** Start Records for this exercise **

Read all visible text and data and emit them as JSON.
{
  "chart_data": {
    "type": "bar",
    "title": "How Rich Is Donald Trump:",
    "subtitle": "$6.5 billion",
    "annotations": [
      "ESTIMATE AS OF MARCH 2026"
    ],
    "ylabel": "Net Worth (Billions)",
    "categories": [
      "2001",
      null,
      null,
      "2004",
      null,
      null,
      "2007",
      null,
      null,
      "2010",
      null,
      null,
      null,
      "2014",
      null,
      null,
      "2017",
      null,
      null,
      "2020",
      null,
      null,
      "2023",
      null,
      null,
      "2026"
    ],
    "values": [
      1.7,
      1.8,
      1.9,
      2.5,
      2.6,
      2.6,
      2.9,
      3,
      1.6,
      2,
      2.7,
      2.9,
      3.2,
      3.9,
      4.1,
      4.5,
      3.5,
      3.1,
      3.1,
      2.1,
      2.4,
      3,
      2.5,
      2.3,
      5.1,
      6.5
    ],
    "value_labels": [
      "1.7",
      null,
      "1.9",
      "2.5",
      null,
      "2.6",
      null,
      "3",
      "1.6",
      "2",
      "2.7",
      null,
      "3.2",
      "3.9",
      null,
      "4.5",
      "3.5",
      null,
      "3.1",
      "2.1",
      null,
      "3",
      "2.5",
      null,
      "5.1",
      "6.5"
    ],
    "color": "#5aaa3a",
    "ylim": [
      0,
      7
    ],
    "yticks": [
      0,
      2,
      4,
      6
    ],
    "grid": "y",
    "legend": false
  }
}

** End Records for this exercise **

**What you will do:**
From the records above, extract every entry exactly as given.

**Completed exercise:**
Read all visible text and data and emit them as JSON.
{
  "chart_data": {
    "type": "bar",
    "title": "How Rich Is Donald Trump:",
    "subtitle": "$6.5 billion",
    "annotations": [
      "ESTIMATE AS OF MARCH 2026"
    ],
    "ylabel": "Net Worth (Billions)",
    "categories": [
      "2001",
      null,
      null,
      "2004",
      null,
      null,
      "2007",
      null,
      null,
      "2010",
      null,
      null,
      null,
      "2014",
      null,
      null,
      "2017",
      null,
      null,
      "2020",
      null,
      null,
      "2023",
      null,
      null,
      "2026"
    ],
    "values": [
      1.7,
      1.8,
      1.9,
      2.5,
      2.6,
      2.6,
      2.9,
      3,
      1.6,
      2,
      2.7,
      2.9,
      3.2,
      3.9,
      4.1,
      4.5,
      3.5,
      3.1,
      3.1,
      2.1,
      2.4,
      3,
      2.5,
      2.3,
      5.1,
      6.5
    ],
    "value_labels": [
      "1.7",
      null,
      "1.9",
      "2.5",
      null,
      "2.6",
      null,
      "3",
      "1.6",
      "2",
      "2.7",
      null,
      "3.2",
      "3.9",
      null,
      "4.5",
      "3.5",
      null,
      "3.1",
      "2.1",
      null,
      "3",
      "2.5",
      null,
      "5.1",
      "6.5"
    ],
    "color": "#5aaa3a",
    "ylim": [
      0,
      7
    ],
    "yticks": [
      0,
      2,
      4,
      6
    ],
    "grid": "y",
    "legend": false
  }
}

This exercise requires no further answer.